**ISTRUZIONI OPERATIVE**
1: Rispondi alle domande seguenti in base al testo dell'esercizio:
(a) Come è stata troppo spesso interpretata la neutralità?
(b) Quali rischi vengono indicati come chiari?
(c) Chi dovrebbe avere, in teoria, questo percorso come parte del proprio cammino professionale?
2: Nel testo dell'esercizio riscrivi la parte che inizia con le parole "Un tema che" e termina con "teso a separare.". Cambia "spiritualità" in "fede".

**TESTO DELL'ESERCIZIO**
Un tema che non è teorico quindi ma che incide sul modo di curare le persone. Forse si tratta di costruire un’alleanza tra scienza, medicina, e spiritualità: due aspetti che invece si è teso a separare.

«Questo è uno egli aspetti che nasce dalla concezione di laicità. Laicità intesa come limitazione del potere che il mondo religioso poteva avere nella gestione di alcune istituzioni, che poi è stata traslata in quella che era la visione positivista della medicina che ha portato a pensare che l’atteggiamento del terapeuta, del clinico, debba essere neutro rispetto alla dimensione religiosa. Questo è giusto, ci mancherebbe: ma la neutralità troppo spesso è stata poi interpretata come negazione. È chiaro che ci sono i rischi legati a fanatismi, a esasperazioni della religiosità. Ma certamente come dimensione valoriale da promuovere, come elemento di libertà da ascoltare a valorizzare, quello della libertà religiosa è un argomento essenziale. Dirò di più: troppo spesso su questa presunzione di neutralità noi medici, noi terapeuti ci riteniamo al di fuori dalla possibilità di un coinvolgimento personale: in realtà ognuno di noi risente, in modo anche inconsapevole, di quello che è il proprio tessuto valoriale, esistenziale»

In questo senso è utile anche per medico avere una maggiore consapevolezza…

«Gli psichiatri e gli psicologi in teoria dovrebbero avere questo percorso come parte del proprio cammino professionale, che li porta poi ad affrontare con atteggiamento libero il paziente. Però lo dovrebbero anche dichiarare»

**DATI DISPONIBILI**
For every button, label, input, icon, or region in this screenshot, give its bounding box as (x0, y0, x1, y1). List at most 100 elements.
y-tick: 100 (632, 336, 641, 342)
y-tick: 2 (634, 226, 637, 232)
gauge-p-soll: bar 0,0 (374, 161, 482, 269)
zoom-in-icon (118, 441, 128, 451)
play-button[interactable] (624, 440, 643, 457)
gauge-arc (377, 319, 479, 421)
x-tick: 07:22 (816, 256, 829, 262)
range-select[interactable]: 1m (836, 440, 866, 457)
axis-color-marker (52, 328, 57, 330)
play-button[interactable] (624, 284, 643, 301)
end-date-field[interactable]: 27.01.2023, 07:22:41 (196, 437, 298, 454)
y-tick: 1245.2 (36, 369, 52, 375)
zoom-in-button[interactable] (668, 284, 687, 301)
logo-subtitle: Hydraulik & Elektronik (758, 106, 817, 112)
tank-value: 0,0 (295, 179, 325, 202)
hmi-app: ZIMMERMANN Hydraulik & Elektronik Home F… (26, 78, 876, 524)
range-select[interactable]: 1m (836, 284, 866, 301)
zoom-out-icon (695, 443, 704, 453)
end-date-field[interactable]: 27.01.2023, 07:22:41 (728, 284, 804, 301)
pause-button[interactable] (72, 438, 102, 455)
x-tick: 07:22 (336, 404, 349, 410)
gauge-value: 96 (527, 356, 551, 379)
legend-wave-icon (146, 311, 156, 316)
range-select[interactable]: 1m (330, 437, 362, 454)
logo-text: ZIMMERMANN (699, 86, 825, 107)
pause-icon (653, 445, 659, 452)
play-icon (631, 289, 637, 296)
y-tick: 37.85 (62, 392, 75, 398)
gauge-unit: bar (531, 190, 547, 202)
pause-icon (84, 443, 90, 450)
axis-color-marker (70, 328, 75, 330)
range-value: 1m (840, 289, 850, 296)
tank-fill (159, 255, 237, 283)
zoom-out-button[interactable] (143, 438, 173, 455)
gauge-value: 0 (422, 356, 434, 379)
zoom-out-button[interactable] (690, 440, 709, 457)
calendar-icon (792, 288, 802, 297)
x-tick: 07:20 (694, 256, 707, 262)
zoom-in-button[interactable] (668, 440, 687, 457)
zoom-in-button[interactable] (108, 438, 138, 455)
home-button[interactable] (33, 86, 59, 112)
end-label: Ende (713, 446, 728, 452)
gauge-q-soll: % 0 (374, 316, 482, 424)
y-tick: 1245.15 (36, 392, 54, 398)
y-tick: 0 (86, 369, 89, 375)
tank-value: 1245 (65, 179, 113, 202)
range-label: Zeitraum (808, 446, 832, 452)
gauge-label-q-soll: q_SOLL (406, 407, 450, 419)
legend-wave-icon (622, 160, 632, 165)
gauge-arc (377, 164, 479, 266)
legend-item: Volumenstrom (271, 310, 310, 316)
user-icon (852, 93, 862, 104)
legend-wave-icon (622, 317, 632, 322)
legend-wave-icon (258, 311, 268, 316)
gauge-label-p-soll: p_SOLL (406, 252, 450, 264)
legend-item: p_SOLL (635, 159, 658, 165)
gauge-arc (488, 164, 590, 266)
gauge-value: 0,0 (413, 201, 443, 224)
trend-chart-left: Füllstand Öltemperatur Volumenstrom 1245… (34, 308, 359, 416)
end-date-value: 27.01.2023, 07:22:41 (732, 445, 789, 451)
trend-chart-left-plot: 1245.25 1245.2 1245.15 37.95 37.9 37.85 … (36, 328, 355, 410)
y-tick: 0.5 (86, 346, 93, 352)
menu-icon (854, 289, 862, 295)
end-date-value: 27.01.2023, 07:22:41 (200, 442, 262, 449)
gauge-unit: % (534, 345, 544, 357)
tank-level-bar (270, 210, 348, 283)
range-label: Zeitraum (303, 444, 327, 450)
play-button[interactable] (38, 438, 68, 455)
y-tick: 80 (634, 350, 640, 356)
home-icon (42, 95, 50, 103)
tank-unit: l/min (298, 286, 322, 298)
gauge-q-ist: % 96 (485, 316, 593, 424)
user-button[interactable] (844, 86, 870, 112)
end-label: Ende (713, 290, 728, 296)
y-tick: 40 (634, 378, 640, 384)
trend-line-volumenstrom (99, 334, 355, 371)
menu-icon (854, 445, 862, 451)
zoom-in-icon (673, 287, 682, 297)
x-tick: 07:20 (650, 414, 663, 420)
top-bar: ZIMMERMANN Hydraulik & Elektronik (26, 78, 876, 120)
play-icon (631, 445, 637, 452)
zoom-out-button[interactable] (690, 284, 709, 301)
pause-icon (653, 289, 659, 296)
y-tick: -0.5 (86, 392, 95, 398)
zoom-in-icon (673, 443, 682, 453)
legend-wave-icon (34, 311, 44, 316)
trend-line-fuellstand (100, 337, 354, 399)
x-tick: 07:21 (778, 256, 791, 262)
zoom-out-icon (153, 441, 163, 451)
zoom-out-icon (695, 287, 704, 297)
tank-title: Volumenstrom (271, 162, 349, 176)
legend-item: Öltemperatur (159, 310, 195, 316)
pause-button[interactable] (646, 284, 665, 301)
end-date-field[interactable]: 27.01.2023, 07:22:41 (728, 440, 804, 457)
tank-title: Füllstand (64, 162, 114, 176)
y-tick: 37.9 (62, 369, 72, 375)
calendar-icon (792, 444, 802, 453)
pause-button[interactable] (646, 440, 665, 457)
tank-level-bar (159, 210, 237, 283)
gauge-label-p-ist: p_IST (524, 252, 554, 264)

**SOLUZIONI DEGLI ESERCIZI**
1:
(a) Come negazione.
(b) I rischi legati a fanatismi e a esasperazioni della religiosità.
(c) Gli psichiatri e gli psicologi.

2:
Un tema che non è teorico quindi ma che incide sul modo di curare le persone. Forse si tratta di costruire un’alleanza tra scienza, medicina, e fede: due aspetti che invece si è teso a separare.